### [WHAT THIS TASK INVOLVES]
Transcribe each record exactly. Omit the pictures.

### [EXERCISE DATA]
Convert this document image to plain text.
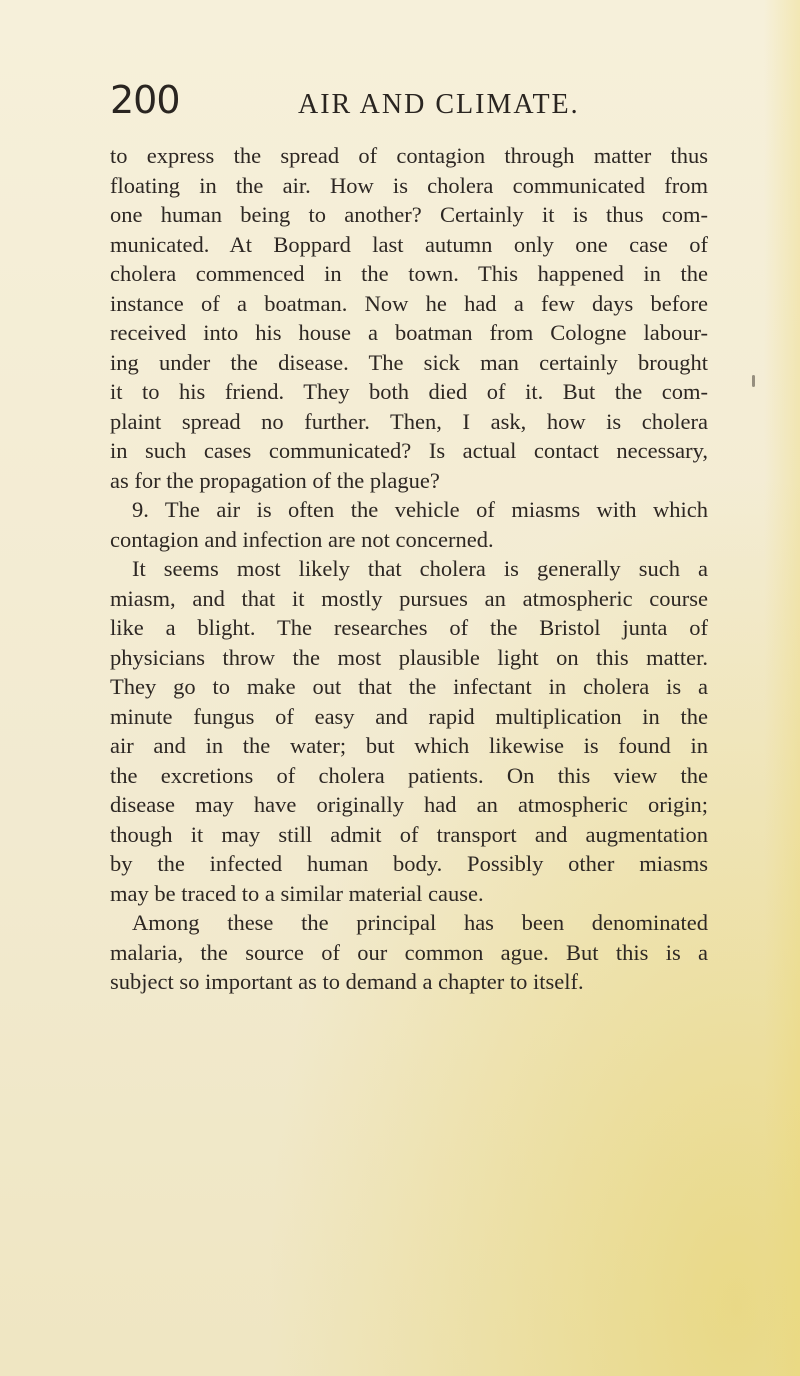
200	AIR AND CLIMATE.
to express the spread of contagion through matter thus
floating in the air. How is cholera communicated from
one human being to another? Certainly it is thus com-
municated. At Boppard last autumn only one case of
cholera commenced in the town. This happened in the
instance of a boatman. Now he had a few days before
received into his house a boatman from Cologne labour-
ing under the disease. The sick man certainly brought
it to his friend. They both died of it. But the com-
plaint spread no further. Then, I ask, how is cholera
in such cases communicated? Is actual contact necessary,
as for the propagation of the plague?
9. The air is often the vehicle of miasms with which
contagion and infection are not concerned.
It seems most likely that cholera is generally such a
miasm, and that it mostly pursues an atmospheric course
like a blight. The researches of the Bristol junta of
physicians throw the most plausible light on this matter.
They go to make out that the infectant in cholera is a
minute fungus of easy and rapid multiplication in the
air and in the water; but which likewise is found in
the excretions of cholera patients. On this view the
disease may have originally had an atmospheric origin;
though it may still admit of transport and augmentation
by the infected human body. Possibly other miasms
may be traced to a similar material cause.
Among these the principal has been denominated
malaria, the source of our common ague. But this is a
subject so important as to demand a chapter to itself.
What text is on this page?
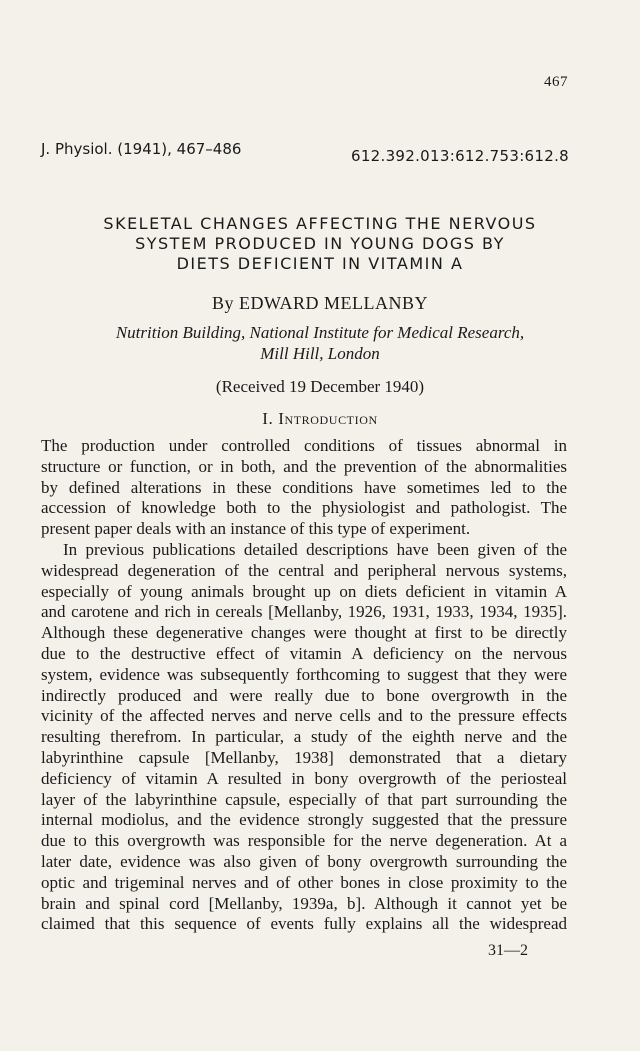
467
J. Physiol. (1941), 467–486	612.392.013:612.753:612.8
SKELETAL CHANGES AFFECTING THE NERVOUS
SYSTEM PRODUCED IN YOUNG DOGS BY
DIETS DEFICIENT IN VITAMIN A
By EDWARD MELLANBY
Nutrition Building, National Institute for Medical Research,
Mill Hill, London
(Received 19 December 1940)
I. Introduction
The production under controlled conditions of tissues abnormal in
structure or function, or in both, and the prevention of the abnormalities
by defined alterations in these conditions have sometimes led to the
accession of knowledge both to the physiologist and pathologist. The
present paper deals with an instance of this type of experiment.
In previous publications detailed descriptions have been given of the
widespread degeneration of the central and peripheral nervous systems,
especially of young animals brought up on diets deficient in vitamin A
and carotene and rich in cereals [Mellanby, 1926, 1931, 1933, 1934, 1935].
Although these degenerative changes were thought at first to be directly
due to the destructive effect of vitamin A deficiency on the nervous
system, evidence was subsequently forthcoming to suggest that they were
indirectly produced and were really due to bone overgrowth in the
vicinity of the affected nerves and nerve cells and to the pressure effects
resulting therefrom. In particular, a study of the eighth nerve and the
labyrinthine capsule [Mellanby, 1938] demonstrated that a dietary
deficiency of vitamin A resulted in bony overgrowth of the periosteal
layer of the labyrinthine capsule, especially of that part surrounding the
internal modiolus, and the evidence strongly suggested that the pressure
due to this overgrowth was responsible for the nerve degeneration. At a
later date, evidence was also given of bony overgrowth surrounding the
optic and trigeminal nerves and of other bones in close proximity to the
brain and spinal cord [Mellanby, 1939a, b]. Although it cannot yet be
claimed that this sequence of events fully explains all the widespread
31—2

### [SOLUTION BELOW]
Convert this document image to plain text.
200	AIR AND CLIMATE.
to express the spread of contagion through matter thus
floating in the air. How is cholera communicated from
one human being to another? Certainly it is thus com-
municated. At Boppard last autumn only one case of
cholera commenced in the town. This happened in the
instance of a boatman. Now he had a few days before
received into his house a boatman from Cologne labour-
ing under the disease. The sick man certainly brought
it to his friend. They both died of it. But the com-
plaint spread no further. Then, I ask, how is cholera
in such cases communicated? Is actual contact necessary,
as for the propagation of the plague?
9. The air is often the vehicle of miasms with which
contagion and infection are not concerned.
It seems most likely that cholera is generally such a
miasm, and that it mostly pursues an atmospheric course
like a blight. The researches of the Bristol junta of
physicians throw the most plausible light on this matter.
They go to make out that the infectant in cholera is a
minute fungus of easy and rapid multiplication in the
air and in the water; but which likewise is found in
the excretions of cholera patients. On this view the
disease may have originally had an atmospheric origin;
though it may still admit of transport and augmentation
by the infected human body. Possibly other miasms
may be traced to a similar material cause.
Among these the principal has been denominated
malaria, the source of our common ague. But this is a
subject so important as to demand a chapter to itself.
What text is on this page?
467
J. Physiol. (1941), 467–486	612.392.013:612.753:612.8
SKELETAL CHANGES AFFECTING THE NERVOUS
SYSTEM PRODUCED IN YOUNG DOGS BY
DIETS DEFICIENT IN VITAMIN A
By EDWARD MELLANBY
Nutrition Building, National Institute for Medical Research,
Mill Hill, London
(Received 19 December 1940)
I. Introduction
The production under controlled conditions of tissues abnormal in
structure or function, or in both, and the prevention of the abnormalities
by defined alterations in these conditions have sometimes led to the
accession of knowledge both to the physiologist and pathologist. The
present paper deals with an instance of this type of experiment.
In previous publications detailed descriptions have been given of the
widespread degeneration of the central and peripheral nervous systems,
especially of young animals brought up on diets deficient in vitamin A
and carotene and rich in cereals [Mellanby, 1926, 1931, 1933, 1934, 1935].
Although these degenerative changes were thought at first to be directly
due to the destructive effect of vitamin A deficiency on the nervous
system, evidence was subsequently forthcoming to suggest that they were
indirectly produced and were really due to bone overgrowth in the
vicinity of the affected nerves and nerve cells and to the pressure effects
resulting therefrom. In particular, a study of the eighth nerve and the
labyrinthine capsule [Mellanby, 1938] demonstrated that a dietary
deficiency of vitamin A resulted in bony overgrowth of the periosteal
layer of the labyrinthine capsule, especially of that part surrounding the
internal modiolus, and the evidence strongly suggested that the pressure
due to this overgrowth was responsible for the nerve degeneration. At a
later date, evidence was also given of bony overgrowth surrounding the
optic and trigeminal nerves and of other bones in close proximity to the
brain and spinal cord [Mellanby, 1939a, b]. Although it cannot yet be
claimed that this sequence of events fully explains all the widespread
31—2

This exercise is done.